## WHAT IS BEING ASKED:
Extract all of the entries and give them again, word for word.

## TASK INPUT:
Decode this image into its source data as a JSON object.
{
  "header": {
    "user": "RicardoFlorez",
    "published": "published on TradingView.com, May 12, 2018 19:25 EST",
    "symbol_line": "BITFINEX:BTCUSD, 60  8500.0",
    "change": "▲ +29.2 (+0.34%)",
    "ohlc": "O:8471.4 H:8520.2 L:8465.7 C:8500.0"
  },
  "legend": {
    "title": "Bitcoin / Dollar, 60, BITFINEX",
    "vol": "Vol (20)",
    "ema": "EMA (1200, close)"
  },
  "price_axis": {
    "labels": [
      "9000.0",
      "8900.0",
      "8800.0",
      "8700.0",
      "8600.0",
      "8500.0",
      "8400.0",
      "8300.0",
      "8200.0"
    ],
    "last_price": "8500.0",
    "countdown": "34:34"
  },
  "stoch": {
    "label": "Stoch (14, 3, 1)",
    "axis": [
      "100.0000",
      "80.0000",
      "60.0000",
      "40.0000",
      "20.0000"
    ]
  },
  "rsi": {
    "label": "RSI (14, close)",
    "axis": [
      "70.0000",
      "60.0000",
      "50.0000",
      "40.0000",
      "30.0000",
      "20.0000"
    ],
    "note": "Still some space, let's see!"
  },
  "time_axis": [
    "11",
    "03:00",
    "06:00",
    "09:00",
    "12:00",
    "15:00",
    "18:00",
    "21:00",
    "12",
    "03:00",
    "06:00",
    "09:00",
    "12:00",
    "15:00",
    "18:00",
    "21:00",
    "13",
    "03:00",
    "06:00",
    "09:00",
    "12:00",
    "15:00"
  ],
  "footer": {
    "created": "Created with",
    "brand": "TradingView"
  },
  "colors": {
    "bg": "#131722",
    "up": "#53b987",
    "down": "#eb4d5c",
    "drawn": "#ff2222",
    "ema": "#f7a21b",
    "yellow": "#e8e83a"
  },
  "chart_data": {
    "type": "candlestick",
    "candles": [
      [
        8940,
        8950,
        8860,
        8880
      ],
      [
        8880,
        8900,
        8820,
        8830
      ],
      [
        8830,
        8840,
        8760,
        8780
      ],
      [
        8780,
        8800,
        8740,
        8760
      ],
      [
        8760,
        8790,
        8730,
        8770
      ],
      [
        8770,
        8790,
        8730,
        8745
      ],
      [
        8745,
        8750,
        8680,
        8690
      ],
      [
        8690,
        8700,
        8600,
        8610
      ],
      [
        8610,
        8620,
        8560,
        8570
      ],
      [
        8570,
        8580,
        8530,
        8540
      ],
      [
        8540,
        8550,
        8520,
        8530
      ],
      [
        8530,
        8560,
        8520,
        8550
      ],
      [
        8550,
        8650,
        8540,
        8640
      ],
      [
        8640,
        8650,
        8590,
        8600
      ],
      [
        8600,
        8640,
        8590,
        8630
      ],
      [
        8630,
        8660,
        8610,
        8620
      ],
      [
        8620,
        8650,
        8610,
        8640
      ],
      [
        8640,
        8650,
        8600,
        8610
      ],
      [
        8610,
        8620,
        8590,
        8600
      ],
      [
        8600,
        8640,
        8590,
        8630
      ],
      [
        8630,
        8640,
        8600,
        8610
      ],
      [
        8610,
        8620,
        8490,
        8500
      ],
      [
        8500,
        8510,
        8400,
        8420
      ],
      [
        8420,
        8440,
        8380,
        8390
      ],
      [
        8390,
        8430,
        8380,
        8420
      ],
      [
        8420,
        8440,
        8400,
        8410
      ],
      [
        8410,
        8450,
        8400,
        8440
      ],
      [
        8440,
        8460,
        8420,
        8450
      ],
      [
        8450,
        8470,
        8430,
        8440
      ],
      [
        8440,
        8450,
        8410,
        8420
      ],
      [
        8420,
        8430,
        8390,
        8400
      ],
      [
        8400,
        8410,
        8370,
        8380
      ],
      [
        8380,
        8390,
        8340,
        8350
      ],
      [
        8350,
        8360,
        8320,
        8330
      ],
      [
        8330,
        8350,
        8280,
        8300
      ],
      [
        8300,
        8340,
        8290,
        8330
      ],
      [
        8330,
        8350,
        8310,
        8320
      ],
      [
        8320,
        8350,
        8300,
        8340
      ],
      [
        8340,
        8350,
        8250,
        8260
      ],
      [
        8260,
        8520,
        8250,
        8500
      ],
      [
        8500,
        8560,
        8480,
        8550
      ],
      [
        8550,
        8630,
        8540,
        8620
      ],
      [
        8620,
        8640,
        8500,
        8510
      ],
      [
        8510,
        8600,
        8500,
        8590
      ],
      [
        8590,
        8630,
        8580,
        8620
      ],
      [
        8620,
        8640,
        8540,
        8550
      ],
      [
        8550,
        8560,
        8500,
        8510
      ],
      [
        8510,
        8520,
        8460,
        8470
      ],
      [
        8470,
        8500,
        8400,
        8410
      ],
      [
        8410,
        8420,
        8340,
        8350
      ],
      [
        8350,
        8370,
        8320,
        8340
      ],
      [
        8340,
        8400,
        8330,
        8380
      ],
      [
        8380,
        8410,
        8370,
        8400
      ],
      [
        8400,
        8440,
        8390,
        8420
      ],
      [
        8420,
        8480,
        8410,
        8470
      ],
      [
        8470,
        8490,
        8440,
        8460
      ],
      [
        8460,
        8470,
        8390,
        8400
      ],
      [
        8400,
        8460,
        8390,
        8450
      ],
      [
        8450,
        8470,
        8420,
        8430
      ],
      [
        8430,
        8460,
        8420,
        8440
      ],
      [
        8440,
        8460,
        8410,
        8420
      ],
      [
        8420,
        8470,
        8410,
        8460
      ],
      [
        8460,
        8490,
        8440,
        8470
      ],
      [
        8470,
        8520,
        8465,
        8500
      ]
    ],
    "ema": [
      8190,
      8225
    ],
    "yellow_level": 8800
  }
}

## IN RESPONSE:
Decode this image into its source data as a JSON object.
{
  "header": {
    "user": "RicardoFlorez",
    "published": "published on TradingView.com, May 12, 2018 19:25 EST",
    "symbol_line": "BITFINEX:BTCUSD, 60  8500.0",
    "change": "▲ +29.2 (+0.34%)",
    "ohlc": "O:8471.4 H:8520.2 L:8465.7 C:8500.0"
  },
  "legend": {
    "title": "Bitcoin / Dollar, 60, BITFINEX",
    "vol": "Vol (20)",
    "ema": "EMA (1200, close)"
  },
  "price_axis": {
    "labels": [
      "9000.0",
      "8900.0",
      "8800.0",
      "8700.0",
      "8600.0",
      "8500.0",
      "8400.0",
      "8300.0",
      "8200.0"
    ],
    "last_price": "8500.0",
    "countdown": "34:34"
  },
  "stoch": {
    "label": "Stoch (14, 3, 1)",
    "axis": [
      "100.0000",
      "80.0000",
      "60.0000",
      "40.0000",
      "20.0000"
    ]
  },
  "rsi": {
    "label": "RSI (14, close)",
    "axis": [
      "70.0000",
      "60.0000",
      "50.0000",
      "40.0000",
      "30.0000",
      "20.0000"
    ],
    "note": "Still some space, let's see!"
  },
  "time_axis": [
    "11",
    "03:00",
    "06:00",
    "09:00",
    "12:00",
    "15:00",
    "18:00",
    "21:00",
    "12",
    "03:00",
    "06:00",
    "09:00",
    "12:00",
    "15:00",
    "18:00",
    "21:00",
    "13",
    "03:00",
    "06:00",
    "09:00",
    "12:00",
    "15:00"
  ],
  "footer": {
    "created": "Created with",
    "brand": "TradingView"
  },
  "colors": {
    "bg": "#131722",
    "up": "#53b987",
    "down": "#eb4d5c",
    "drawn": "#ff2222",
    "ema": "#f7a21b",
    "yellow": "#e8e83a"
  },
  "chart_data": {
    "type": "candlestick",
    "candles": [
      [
        8940,
        8950,
        8860,
        8880
      ],
      [
        8880,
        8900,
        8820,
        8830
      ],
      [
        8830,
        8840,
        8760,
        8780
      ],
      [
        8780,
        8800,
        8740,
        8760
      ],
      [
        8760,
        8790,
        8730,
        8770
      ],
      [
        8770,
        8790,
        8730,
        8745
      ],
      [
        8745,
        8750,
        8680,
        8690
      ],
      [
        8690,
        8700,
        8600,
        8610
      ],
      [
        8610,
        8620,
        8560,
        8570
      ],
      [
        8570,
        8580,
        8530,
        8540
      ],
      [
        8540,
        8550,
        8520,
        8530
      ],
      [
        8530,
        8560,
        8520,
        8550
      ],
      [
        8550,
        8650,
        8540,
        8640
      ],
      [
        8640,
        8650,
        8590,
        8600
      ],
      [
        8600,
        8640,
        8590,
        8630
      ],
      [
        8630,
        8660,
        8610,
        8620
      ],
      [
        8620,
        8650,
        8610,
        8640
      ],
      [
        8640,
        8650,
        8600,
        8610
      ],
      [
        8610,
        8620,
        8590,
        8600
      ],
      [
        8600,
        8640,
        8590,
        8630
      ],
      [
        8630,
        8640,
        8600,
        8610
      ],
      [
        8610,
        8620,
        8490,
        8500
      ],
      [
        8500,
        8510,
        8400,
        8420
      ],
      [
        8420,
        8440,
        8380,
        8390
      ],
      [
        8390,
        8430,
        8380,
        8420
      ],
      [
        8420,
        8440,
        8400,
        8410
      ],
      [
        8410,
        8450,
        8400,
        8440
      ],
      [
        8440,
        8460,
        8420,
        8450
      ],
      [
        8450,
        8470,
        8430,
        8440
      ],
      [
        8440,
        8450,
        8410,
        8420
      ],
      [
        8420,
        8430,
        8390,
        8400
      ],
      [
        8400,
        8410,
        8370,
        8380
      ],
      [
        8380,
        8390,
        8340,
        8350
      ],
      [
        8350,
        8360,
        8320,
        8330
      ],
      [
        8330,
        8350,
        8280,
        8300
      ],
      [
        8300,
        8340,
        8290,
        8330
      ],
      [
        8330,
        8350,
        8310,
        8320
      ],
      [
        8320,
        8350,
        8300,
        8340
      ],
      [
        8340,
        8350,
        8250,
        8260
      ],
      [
        8260,
        8520,
        8250,
        8500
      ],
      [
        8500,
        8560,
        8480,
        8550
      ],
      [
        8550,
        8630,
        8540,
        8620
      ],
      [
        8620,
        8640,
        8500,
        8510
      ],
      [
        8510,
        8600,
        8500,
        8590
      ],
      [
        8590,
        8630,
        8580,
        8620
      ],
      [
        8620,
        8640,
        8540,
        8550
      ],
      [
        8550,
        8560,
        8500,
        8510
      ],
      [
        8510,
        8520,
        8460,
        8470
      ],
      [
        8470,
        8500,
        8400,
        8410
      ],
      [
        8410,
        8420,
        8340,
        8350
      ],
      [
        8350,
        8370,
        8320,
        8340
      ],
      [
        8340,
        8400,
        8330,
        8380
      ],
      [
        8380,
        8410,
        8370,
        8400
      ],
      [
        8400,
        8440,
        8390,
        8420
      ],
      [
        8420,
        8480,
        8410,
        8470
      ],
      [
        8470,
        8490,
        8440,
        8460
      ],
      [
        8460,
        8470,
        8390,
        8400
      ],
      [
        8400,
        8460,
        8390,
        8450
      ],
      [
        8450,
        8470,
        8420,
        8430
      ],
      [
        8430,
        8460,
        8420,
        8440
      ],
      [
        8440,
        8460,
        8410,
        8420
      ],
      [
        8420,
        8470,
        8410,
        8460
      ],
      [
        8460,
        8490,
        8440,
        8470
      ],
      [
        8470,
        8520,
        8465,
        8500
      ]
    ],
    "ema": [
      8190,
      8225
    ],
    "yellow_level": 8800
  }
}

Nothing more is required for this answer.